§ **EXERCISE DIRECTIONS**:
Gather each line in the entries that includes the string "utrikes".

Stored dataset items
--- START ---

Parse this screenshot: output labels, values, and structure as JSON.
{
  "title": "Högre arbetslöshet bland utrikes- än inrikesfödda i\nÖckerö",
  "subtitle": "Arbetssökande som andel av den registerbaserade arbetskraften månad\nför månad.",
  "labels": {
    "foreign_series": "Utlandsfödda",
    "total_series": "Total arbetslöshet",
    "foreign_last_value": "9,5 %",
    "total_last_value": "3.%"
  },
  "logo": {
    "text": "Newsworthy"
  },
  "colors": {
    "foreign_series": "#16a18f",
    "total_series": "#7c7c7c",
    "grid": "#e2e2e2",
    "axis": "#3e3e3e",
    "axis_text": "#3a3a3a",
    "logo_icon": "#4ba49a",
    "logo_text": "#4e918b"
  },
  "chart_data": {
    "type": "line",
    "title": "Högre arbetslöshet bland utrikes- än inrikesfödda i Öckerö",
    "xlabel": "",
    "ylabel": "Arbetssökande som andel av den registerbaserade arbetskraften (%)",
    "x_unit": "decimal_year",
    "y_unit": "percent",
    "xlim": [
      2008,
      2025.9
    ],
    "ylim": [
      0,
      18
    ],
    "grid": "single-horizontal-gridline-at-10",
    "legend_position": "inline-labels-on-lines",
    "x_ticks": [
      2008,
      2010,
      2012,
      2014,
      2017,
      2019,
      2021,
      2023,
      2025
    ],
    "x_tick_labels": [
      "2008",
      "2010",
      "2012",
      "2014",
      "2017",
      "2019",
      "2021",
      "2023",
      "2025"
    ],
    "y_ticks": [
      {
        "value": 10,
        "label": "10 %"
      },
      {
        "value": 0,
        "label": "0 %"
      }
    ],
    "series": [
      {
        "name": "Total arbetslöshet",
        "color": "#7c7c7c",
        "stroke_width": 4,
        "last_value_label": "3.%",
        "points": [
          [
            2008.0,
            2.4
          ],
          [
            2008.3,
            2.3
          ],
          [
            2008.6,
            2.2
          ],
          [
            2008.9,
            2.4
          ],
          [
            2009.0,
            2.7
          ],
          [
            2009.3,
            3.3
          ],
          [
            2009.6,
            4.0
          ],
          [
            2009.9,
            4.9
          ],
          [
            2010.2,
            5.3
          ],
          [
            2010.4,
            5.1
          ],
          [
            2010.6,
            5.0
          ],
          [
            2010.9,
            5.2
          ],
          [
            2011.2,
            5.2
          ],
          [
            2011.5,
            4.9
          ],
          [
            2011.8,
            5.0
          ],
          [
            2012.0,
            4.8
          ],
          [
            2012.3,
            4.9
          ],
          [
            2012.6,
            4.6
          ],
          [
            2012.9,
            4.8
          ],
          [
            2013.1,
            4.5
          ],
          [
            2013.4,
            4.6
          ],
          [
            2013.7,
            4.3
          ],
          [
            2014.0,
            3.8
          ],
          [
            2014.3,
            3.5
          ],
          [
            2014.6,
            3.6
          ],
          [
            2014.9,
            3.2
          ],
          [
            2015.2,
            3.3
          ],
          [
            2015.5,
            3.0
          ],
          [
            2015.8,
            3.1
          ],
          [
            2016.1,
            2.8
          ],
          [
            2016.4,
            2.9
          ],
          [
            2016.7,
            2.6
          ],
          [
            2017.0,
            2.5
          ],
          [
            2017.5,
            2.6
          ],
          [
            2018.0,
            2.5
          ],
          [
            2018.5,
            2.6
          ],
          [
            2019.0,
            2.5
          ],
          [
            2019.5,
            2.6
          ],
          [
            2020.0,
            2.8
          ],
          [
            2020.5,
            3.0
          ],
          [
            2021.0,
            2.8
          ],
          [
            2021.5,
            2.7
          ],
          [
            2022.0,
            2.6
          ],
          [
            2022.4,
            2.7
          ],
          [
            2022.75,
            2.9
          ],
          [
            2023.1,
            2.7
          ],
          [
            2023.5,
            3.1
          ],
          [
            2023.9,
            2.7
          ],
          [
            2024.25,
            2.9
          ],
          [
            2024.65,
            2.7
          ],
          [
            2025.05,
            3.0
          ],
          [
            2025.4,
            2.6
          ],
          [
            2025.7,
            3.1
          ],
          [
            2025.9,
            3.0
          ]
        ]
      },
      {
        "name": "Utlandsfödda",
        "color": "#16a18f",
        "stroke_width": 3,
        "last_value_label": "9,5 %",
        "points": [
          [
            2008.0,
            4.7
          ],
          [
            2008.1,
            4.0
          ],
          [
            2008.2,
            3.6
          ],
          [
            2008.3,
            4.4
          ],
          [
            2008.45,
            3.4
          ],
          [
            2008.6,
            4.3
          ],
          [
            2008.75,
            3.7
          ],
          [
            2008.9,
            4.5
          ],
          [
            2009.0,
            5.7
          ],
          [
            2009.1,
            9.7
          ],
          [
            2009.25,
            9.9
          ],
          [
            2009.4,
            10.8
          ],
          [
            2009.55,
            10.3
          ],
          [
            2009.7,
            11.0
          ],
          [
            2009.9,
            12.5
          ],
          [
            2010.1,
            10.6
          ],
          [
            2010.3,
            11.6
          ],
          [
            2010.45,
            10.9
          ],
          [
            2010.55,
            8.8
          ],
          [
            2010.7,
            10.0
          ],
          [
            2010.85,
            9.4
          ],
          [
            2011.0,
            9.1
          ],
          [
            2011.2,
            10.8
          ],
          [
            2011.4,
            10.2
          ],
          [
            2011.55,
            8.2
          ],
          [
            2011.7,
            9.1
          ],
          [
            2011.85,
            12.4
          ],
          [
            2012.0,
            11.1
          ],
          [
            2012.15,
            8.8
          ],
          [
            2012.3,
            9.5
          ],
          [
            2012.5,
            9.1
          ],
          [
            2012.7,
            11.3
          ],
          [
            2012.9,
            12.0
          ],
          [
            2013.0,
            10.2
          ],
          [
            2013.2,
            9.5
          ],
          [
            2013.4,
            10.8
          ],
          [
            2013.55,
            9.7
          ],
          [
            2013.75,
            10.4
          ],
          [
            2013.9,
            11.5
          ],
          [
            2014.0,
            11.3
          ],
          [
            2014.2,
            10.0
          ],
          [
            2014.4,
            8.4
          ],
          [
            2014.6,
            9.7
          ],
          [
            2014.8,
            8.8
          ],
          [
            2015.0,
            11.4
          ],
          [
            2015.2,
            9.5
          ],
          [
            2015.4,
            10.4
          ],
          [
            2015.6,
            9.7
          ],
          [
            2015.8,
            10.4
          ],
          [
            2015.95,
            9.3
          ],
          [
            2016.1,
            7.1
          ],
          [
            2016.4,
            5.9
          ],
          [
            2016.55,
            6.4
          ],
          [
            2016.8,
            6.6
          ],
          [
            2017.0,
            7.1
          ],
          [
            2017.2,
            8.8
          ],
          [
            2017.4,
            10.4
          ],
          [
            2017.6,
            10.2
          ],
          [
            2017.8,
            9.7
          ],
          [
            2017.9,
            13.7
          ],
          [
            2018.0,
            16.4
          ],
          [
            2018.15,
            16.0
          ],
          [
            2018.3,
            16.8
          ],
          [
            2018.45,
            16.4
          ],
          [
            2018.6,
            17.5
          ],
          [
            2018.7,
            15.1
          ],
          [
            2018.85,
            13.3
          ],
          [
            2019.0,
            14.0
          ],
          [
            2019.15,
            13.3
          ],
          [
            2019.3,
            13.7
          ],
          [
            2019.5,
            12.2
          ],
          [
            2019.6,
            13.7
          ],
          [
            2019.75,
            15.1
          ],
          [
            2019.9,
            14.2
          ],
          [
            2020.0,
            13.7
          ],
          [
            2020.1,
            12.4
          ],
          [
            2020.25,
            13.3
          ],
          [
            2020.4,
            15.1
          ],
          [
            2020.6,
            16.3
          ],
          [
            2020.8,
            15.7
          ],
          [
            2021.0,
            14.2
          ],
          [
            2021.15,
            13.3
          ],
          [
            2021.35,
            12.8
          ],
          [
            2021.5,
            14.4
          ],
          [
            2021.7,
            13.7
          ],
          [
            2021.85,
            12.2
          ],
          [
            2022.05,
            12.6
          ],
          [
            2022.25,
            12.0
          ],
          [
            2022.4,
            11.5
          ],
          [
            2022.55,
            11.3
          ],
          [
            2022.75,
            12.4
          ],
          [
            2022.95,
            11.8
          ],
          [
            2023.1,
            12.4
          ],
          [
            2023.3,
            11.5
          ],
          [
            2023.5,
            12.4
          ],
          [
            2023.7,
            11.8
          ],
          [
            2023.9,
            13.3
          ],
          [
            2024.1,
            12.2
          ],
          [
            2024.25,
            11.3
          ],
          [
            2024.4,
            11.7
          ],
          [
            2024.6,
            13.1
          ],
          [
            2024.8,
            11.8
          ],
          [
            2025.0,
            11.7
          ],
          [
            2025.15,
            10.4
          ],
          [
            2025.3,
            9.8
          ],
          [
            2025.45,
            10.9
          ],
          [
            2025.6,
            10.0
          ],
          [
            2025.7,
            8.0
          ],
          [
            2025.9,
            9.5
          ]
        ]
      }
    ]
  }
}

--- END ---

§ **EXERCISE OUTPUT**:
  "title": "Högre arbetslöshet bland utrikes- än inrikesfödda i\nÖckerö",
    "title": "Högre arbetslöshet bland utrikes- än inrikesfödda i Öckerö",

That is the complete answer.